**Task directions**
Every line of the data that contains the string "Änderungsnummer" must be copied.

**Stored rows**
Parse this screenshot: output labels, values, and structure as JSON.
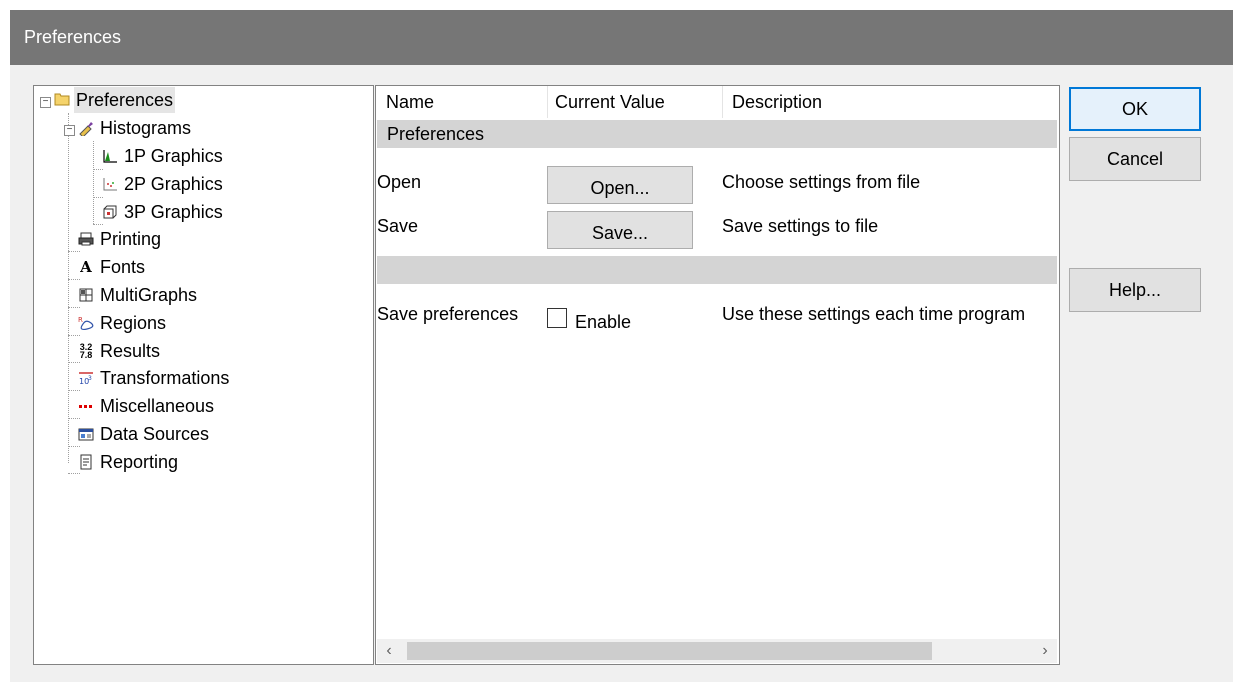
{
  "window": {
    "title": "Preferences"
  },
  "tree": {
    "items": [
      {
        "label": "Preferences",
        "icon": "folder-icon"
      },
      {
        "label": "Histograms",
        "icon": "histogram-tool-icon"
      },
      {
        "label": "1P Graphics",
        "icon": "1p-graph-icon"
      },
      {
        "label": "2P Graphics",
        "icon": "2p-graph-icon"
      },
      {
        "label": "3P Graphics",
        "icon": "3p-graph-icon"
      },
      {
        "label": "Printing",
        "icon": "printer-icon"
      },
      {
        "label": "Fonts",
        "icon": "font-icon"
      },
      {
        "label": "MultiGraphs",
        "icon": "multigraph-icon"
      },
      {
        "label": "Regions",
        "icon": "region-icon"
      },
      {
        "label": "Results",
        "icon": "results-icon"
      },
      {
        "label": "Transformations",
        "icon": "transformation-icon"
      },
      {
        "label": "Miscellaneous",
        "icon": "dots-icon"
      },
      {
        "label": "Data Sources",
        "icon": "data-source-icon"
      },
      {
        "label": "Reporting",
        "icon": "report-icon"
      }
    ]
  },
  "grid": {
    "columns": [
      "Name",
      "Current Value",
      "Description"
    ],
    "section_title": "Preferences",
    "rows": {
      "open": {
        "name": "Open",
        "button": "Open...",
        "description": "Choose settings from file"
      },
      "save": {
        "name": "Save",
        "button": "Save...",
        "description": "Save settings to file"
      },
      "save_prefs": {
        "name": "Save preferences",
        "checkbox_label": "Enable",
        "checked": false,
        "description": "Use these settings each time program"
      }
    }
  },
  "buttons": {
    "ok": "OK",
    "cancel": "Cancel",
    "help": "Help..."
  },
  "colors": {
    "titlebar": "#767676",
    "default_button_border": "#0078d7"
  }
}
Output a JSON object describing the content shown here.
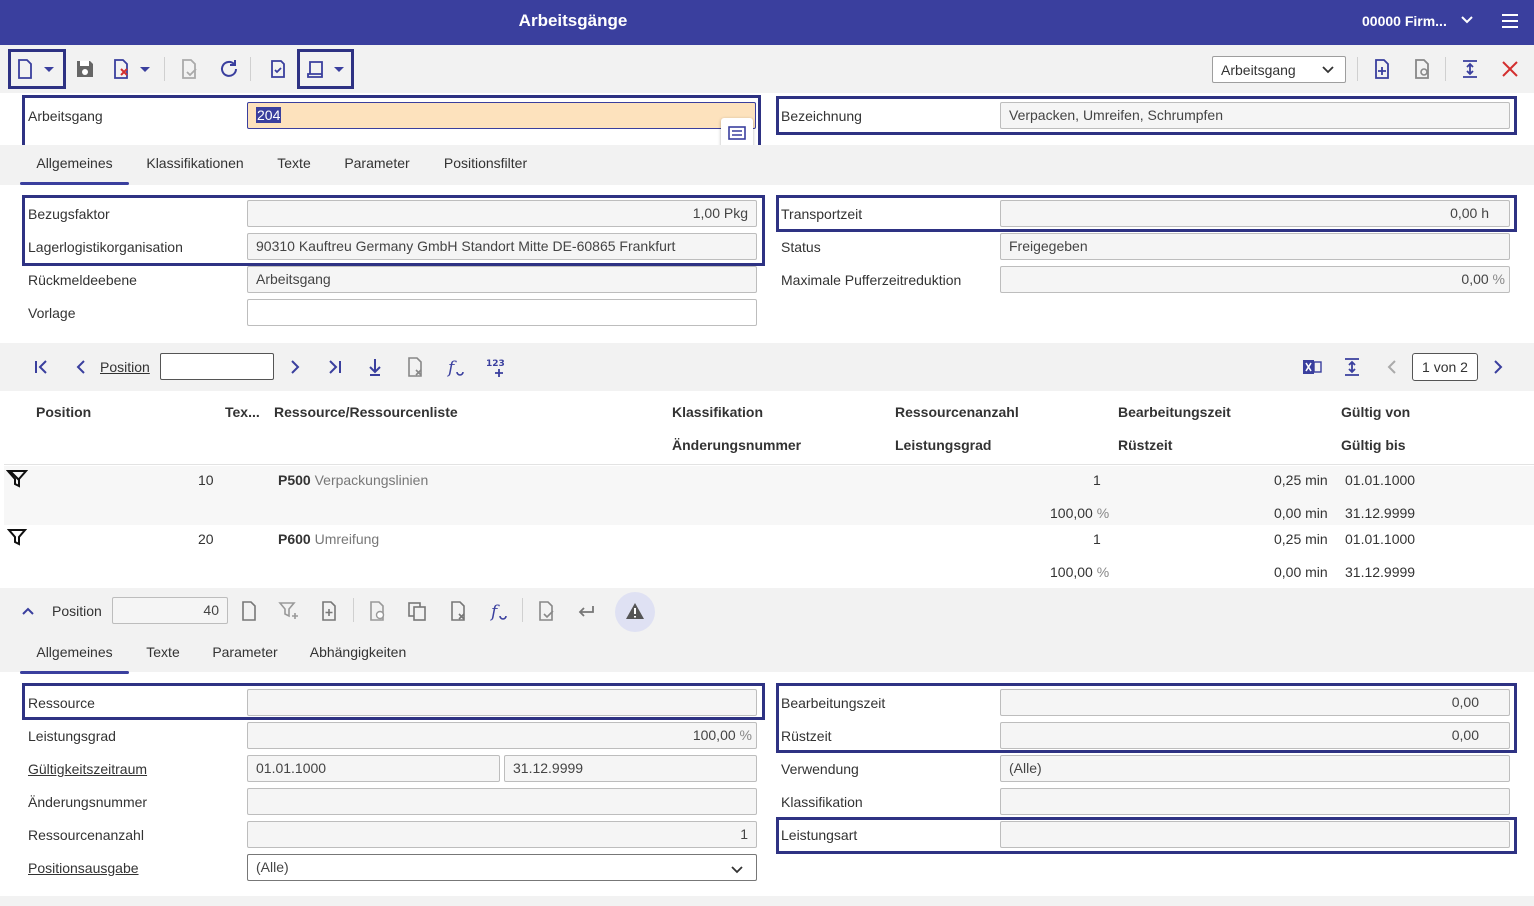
{
  "header": {
    "title": "Arbeitsgänge",
    "company": "00000 Firm..."
  },
  "toolbar": {
    "view_select": "Arbeitsgang"
  },
  "top": {
    "arbeitsgang_label": "Arbeitsgang",
    "arbeitsgang_value": "204",
    "bezeichnung_label": "Bezeichnung",
    "bezeichnung_value": "Verpacken, Umreifen, Schrumpfen"
  },
  "tabs": [
    "Allgemeines",
    "Klassifikationen",
    "Texte",
    "Parameter",
    "Positionsfilter"
  ],
  "general": {
    "bezugsfaktor_label": "Bezugsfaktor",
    "bezugsfaktor_value": "1,00 Pkg",
    "lager_label": "Lagerlogistikorganisation",
    "lager_value": "90310 Kauftreu Germany GmbH Standort Mitte DE-60865 Frankfurt",
    "rueck_label": "Rückmeldeebene",
    "rueck_value": "Arbeitsgang",
    "vorlage_label": "Vorlage",
    "vorlage_value": "",
    "transport_label": "Transportzeit",
    "transport_value": "0,00 h",
    "status_label": "Status",
    "status_value": "Freigegeben",
    "puffer_label": "Maximale Pufferzeitreduktion",
    "puffer_value": "0,00",
    "puffer_unit": "%"
  },
  "grid_toolbar": {
    "position_label": "Position",
    "pager": "1 von 2"
  },
  "table": {
    "headers": {
      "position": "Position",
      "text": "Tex...",
      "ressource": "Ressource/Ressourcenliste",
      "klassifikation": "Klassifikation",
      "anzahl": "Ressourcenanzahl",
      "bearbeitungszeit": "Bearbeitungszeit",
      "gueltig_von": "Gültig von",
      "aenderungsnummer": "Änderungsnummer",
      "leistungsgrad": "Leistungsgrad",
      "ruestzeit": "Rüstzeit",
      "gueltig_bis": "Gültig bis"
    },
    "rows": [
      {
        "position": "10",
        "code": "P500",
        "name": "Verpackungslinien",
        "anzahl": "1",
        "bearbeitungszeit": "0,25 min",
        "gueltig_von": "01.01.1000",
        "leistungsgrad": "100,00",
        "leistungsgrad_unit": "%",
        "ruestzeit": "0,00 min",
        "gueltig_bis": "31.12.9999"
      },
      {
        "position": "20",
        "code": "P600",
        "name": "Umreifung",
        "anzahl": "1",
        "bearbeitungszeit": "0,25 min",
        "gueltig_von": "01.01.1000",
        "leistungsgrad": "100,00",
        "leistungsgrad_unit": "%",
        "ruestzeit": "0,00 min",
        "gueltig_bis": "31.12.9999"
      }
    ]
  },
  "detail_toolbar": {
    "position_label": "Position",
    "position_value": "40"
  },
  "detail_tabs": [
    "Allgemeines",
    "Texte",
    "Parameter",
    "Abhängigkeiten"
  ],
  "detail": {
    "ressource_label": "Ressource",
    "ressource_value": "",
    "leistungsgrad_label": "Leistungsgrad",
    "leistungsgrad_value": "100,00",
    "leistungsgrad_unit": "%",
    "gueltig_label": "Gültigkeitszeitraum",
    "gueltig_from": "01.01.1000",
    "gueltig_to": "31.12.9999",
    "aenderung_label": "Änderungsnummer",
    "aenderung_value": "",
    "anzahl_label": "Ressourcenanzahl",
    "anzahl_value": "1",
    "ausgabe_label": "Positionsausgabe",
    "ausgabe_value": "(Alle)",
    "bearbeitung_label": "Bearbeitungszeit",
    "bearbeitung_value": "0,00",
    "ruest_label": "Rüstzeit",
    "ruest_value": "0,00",
    "verwendung_label": "Verwendung",
    "verwendung_value": "(Alle)",
    "klass_label": "Klassifikation",
    "klass_value": "",
    "leistungsart_label": "Leistungsart",
    "leistungsart_value": ""
  },
  "colors": {
    "header": "#3a3f9e",
    "highlight": "#2e3283",
    "selected_input": "#fde2bd",
    "close": "#d32f2f"
  }
}
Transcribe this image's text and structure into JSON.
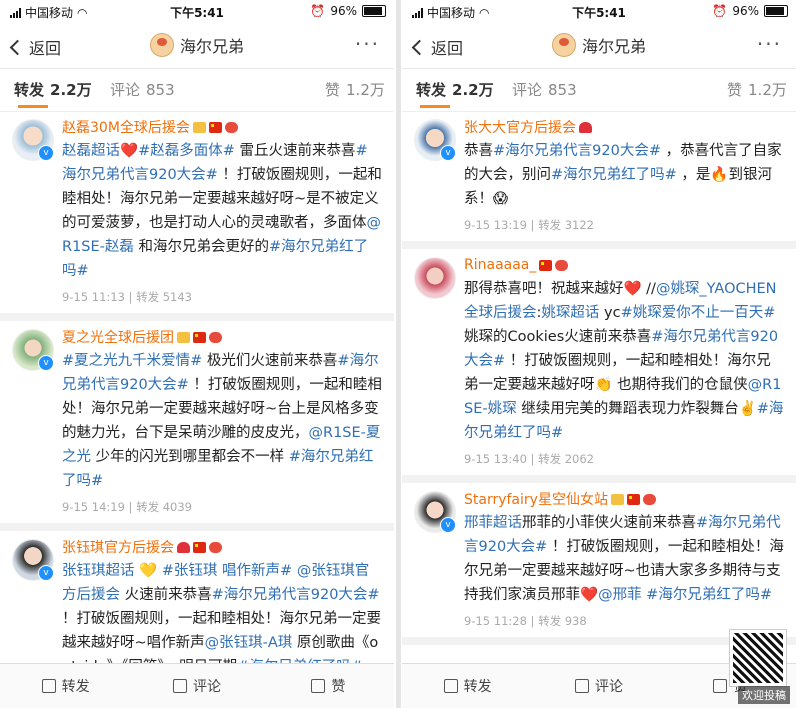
{
  "status": {
    "carrier": "中国移动",
    "time": "下午5:41",
    "battery": "96%"
  },
  "nav": {
    "back": "返回",
    "title": "海尔兄弟",
    "more": "···"
  },
  "tabs": {
    "repost": "转发",
    "repost_count": "2.2万",
    "comment": "评论",
    "comment_count": "853",
    "like": "赞",
    "like_count": "1.2万"
  },
  "left_posts": [
    {
      "name": "赵磊30M全球后援会",
      "segments": [
        {
          "t": "赵磊超话",
          "l": true
        },
        {
          "t": "❤️"
        },
        {
          "t": "#赵磊多面体#",
          "l": true
        },
        {
          "t": " 雷丘火速前来恭喜"
        },
        {
          "t": "#海尔兄弟代言920大会#",
          "l": true
        },
        {
          "t": " ！打破饭圈规则，一起和睦相处！海尔兄弟一定要越来越好呀~是不被定义的可爱菠萝，也是打动人心的灵魂歌者，多面体"
        },
        {
          "t": "@R1SE-赵磊",
          "l": true
        },
        {
          "t": " 和海尔兄弟会更好的"
        },
        {
          "t": "#海尔兄弟红了吗#",
          "l": true
        }
      ],
      "meta": "9-15 11:13 | 转发 5143"
    },
    {
      "name": "夏之光全球后援团",
      "segments": [
        {
          "t": "#夏之光九千米爱情#",
          "l": true
        },
        {
          "t": " 极光们火速前来恭喜"
        },
        {
          "t": "#海尔兄弟代言920大会#",
          "l": true
        },
        {
          "t": " ！打破饭圈规则，一起和睦相处！海尔兄弟一定要越来越好呀~台上是风格多变的魅力光，台下是呆萌沙雕的皮皮光，"
        },
        {
          "t": "@R1SE-夏之光",
          "l": true
        },
        {
          "t": " 少年的闪光到哪里都会不一样 "
        },
        {
          "t": "#海尔兄弟红了吗#",
          "l": true
        }
      ],
      "meta": "9-15 14:19 | 转发 4039"
    },
    {
      "name": "张钰琪官方后援会",
      "segments": [
        {
          "t": "张钰琪超话",
          "l": true
        },
        {
          "t": " 💛 "
        },
        {
          "t": "#张钰琪 唱作新声#",
          "l": true
        },
        {
          "t": " "
        },
        {
          "t": "@张钰琪官方后援会",
          "l": true
        },
        {
          "t": " 火速前来恭喜"
        },
        {
          "t": "#海尔兄弟代言920大会#",
          "l": true
        },
        {
          "t": " ！打破饭圈规则，一起和睦相处！海尔兄弟一定要越来越好呀~唱作新声"
        },
        {
          "t": "@张钰琪-A琪",
          "l": true
        },
        {
          "t": " 原创歌曲《outside》《回答》，明日可期"
        },
        {
          "t": "#海尔兄弟红了吗#",
          "l": true
        }
      ],
      "meta": ""
    }
  ],
  "right_posts": [
    {
      "name": "张大大官方后援会",
      "segments": [
        {
          "t": "恭喜"
        },
        {
          "t": "#海尔兄弟代言920大会#",
          "l": true
        },
        {
          "t": " ，恭喜代言了自家的大会，别问"
        },
        {
          "t": "#海尔兄弟红了吗#",
          "l": true
        },
        {
          "t": " ，是🔥到银河系！😱"
        }
      ],
      "meta": "9-15 13:19 | 转发 3122"
    },
    {
      "name": "Rinaaaaa_",
      "segments": [
        {
          "t": "那得恭喜吧！祝越来越好❤️ //"
        },
        {
          "t": "@姚琛_YAOCHEN全球后援会",
          "l": true
        },
        {
          "t": ":"
        },
        {
          "t": "姚琛超话",
          "l": true
        },
        {
          "t": " yc"
        },
        {
          "t": "#姚琛爱你不止一百天#",
          "l": true
        },
        {
          "t": " 姚琛的Cookies火速前来恭喜"
        },
        {
          "t": "#海尔兄弟代言920大会#",
          "l": true
        },
        {
          "t": " ！打破饭圈规则，一起和睦相处！海尔兄弟一定要越来越好呀👏 也期待我们的仓鼠侠"
        },
        {
          "t": "@R1SE-姚琛",
          "l": true
        },
        {
          "t": " 继续用完美的舞蹈表现力炸裂舞台✌️"
        },
        {
          "t": "#海尔兄弟红了吗#",
          "l": true
        }
      ],
      "meta": "9-15 13:40 | 转发 2062"
    },
    {
      "name": "Starryfairy星空仙女站",
      "segments": [
        {
          "t": "邢菲超话",
          "l": true
        },
        {
          "t": "邢菲的小菲侠火速前来恭喜"
        },
        {
          "t": "#海尔兄弟代言920大会#",
          "l": true
        },
        {
          "t": " ！打破饭圈规则，一起和睦相处！海尔兄弟一定要越来越好呀~也请大家多多期待与支持我们家演员邢菲❤️"
        },
        {
          "t": "@邢菲",
          "l": true
        },
        {
          "t": " "
        },
        {
          "t": "#海尔兄弟红了吗#",
          "l": true
        }
      ],
      "meta": "9-15 11:28 | 转发 938"
    }
  ],
  "bottom": {
    "repost": "转发",
    "comment": "评论",
    "like": "赞"
  },
  "watermark": "欢迎投稿",
  "colors": {
    "accent": "#f88a1f",
    "link": "#2f6fb5",
    "username": "#f0700c"
  }
}
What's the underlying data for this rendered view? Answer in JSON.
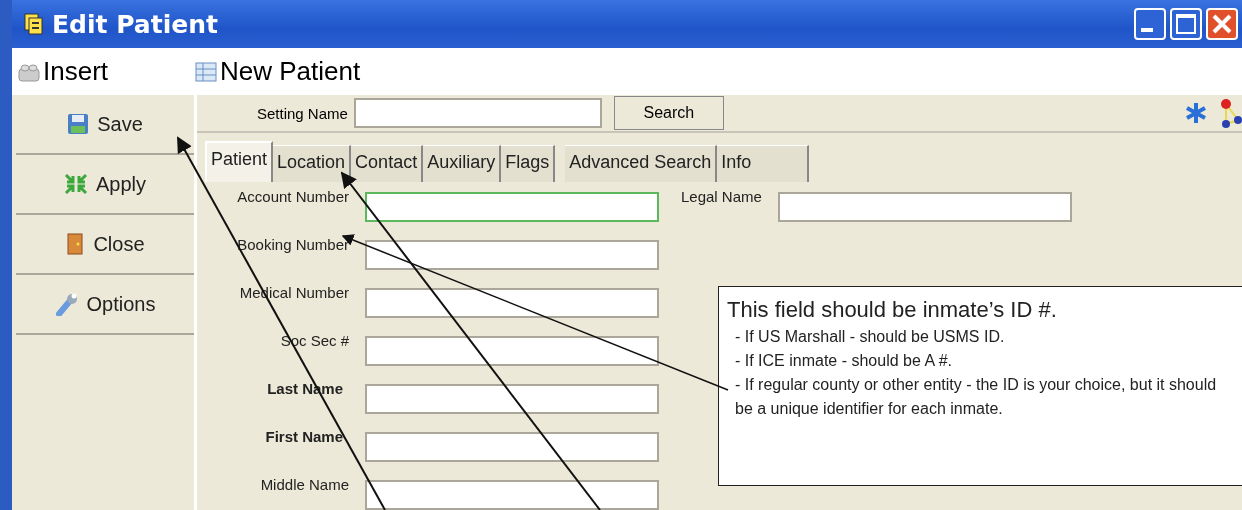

**Solved exercise**
      "aenderungsnummer": "Änderungsnummer",
    "aenderung_label": "Änderungsnummer",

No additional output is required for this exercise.